> **Work to be completed**:
Filter the listing and keep only the lines with the word "سعيد".

- - - - -

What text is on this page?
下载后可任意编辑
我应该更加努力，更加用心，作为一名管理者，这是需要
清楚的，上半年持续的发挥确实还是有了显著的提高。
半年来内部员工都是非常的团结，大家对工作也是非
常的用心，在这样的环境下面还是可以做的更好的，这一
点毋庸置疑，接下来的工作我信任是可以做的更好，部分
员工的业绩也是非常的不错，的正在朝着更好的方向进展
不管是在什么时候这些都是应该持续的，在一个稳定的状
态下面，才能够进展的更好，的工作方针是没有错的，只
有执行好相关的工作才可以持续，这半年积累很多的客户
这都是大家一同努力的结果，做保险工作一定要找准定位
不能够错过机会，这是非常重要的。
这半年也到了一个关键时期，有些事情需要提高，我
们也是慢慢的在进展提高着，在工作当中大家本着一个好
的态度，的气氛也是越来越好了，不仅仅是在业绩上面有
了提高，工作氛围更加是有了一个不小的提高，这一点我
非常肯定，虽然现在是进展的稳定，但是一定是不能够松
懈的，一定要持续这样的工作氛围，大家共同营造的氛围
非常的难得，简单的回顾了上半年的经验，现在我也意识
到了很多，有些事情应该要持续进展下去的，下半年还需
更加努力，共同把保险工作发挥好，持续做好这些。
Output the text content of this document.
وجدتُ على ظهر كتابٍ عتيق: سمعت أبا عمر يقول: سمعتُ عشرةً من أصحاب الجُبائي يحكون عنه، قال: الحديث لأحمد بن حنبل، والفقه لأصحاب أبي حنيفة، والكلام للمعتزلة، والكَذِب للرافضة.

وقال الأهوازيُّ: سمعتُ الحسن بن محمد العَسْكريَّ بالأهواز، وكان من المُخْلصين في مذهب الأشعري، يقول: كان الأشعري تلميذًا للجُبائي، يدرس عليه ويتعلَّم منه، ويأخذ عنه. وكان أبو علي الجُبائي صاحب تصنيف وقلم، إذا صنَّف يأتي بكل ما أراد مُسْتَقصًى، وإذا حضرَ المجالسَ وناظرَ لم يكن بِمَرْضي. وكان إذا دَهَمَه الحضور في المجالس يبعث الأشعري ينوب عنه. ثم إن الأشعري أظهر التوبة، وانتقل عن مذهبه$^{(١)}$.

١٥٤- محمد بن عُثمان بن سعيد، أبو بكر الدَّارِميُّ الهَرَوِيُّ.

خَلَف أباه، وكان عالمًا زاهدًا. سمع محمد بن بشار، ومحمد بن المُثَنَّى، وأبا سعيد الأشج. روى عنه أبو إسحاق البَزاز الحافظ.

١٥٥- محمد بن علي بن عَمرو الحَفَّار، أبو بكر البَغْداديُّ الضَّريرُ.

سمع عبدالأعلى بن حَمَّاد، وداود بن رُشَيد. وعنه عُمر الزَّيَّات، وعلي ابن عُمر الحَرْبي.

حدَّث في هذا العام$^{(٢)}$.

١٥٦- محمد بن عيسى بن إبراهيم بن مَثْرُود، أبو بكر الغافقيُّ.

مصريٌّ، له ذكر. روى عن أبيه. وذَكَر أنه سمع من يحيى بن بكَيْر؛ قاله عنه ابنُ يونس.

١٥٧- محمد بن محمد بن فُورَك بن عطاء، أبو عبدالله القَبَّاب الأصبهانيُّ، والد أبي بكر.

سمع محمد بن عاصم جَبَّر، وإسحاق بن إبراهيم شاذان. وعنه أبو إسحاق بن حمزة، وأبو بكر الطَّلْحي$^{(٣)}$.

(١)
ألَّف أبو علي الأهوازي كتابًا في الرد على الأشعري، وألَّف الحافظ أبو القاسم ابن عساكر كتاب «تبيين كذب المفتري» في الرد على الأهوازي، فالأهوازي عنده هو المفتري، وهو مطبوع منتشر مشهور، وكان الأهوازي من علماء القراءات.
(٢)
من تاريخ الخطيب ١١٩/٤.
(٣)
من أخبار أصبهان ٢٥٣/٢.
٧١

- - - - -

> **Response to this exercise**:
١٥٤- محمد بن عُثمان بن سعيد، أبو بكر الدَّارِميُّ الهَرَوِيُّ.
خَلَف أباه، وكان عالمًا زاهدًا. سمع محمد بن بشار، ومحمد بن المُثَنَّى، وأبا سعيد الأشج. روى عنه أبو إسحاق البَزاز الحافظ.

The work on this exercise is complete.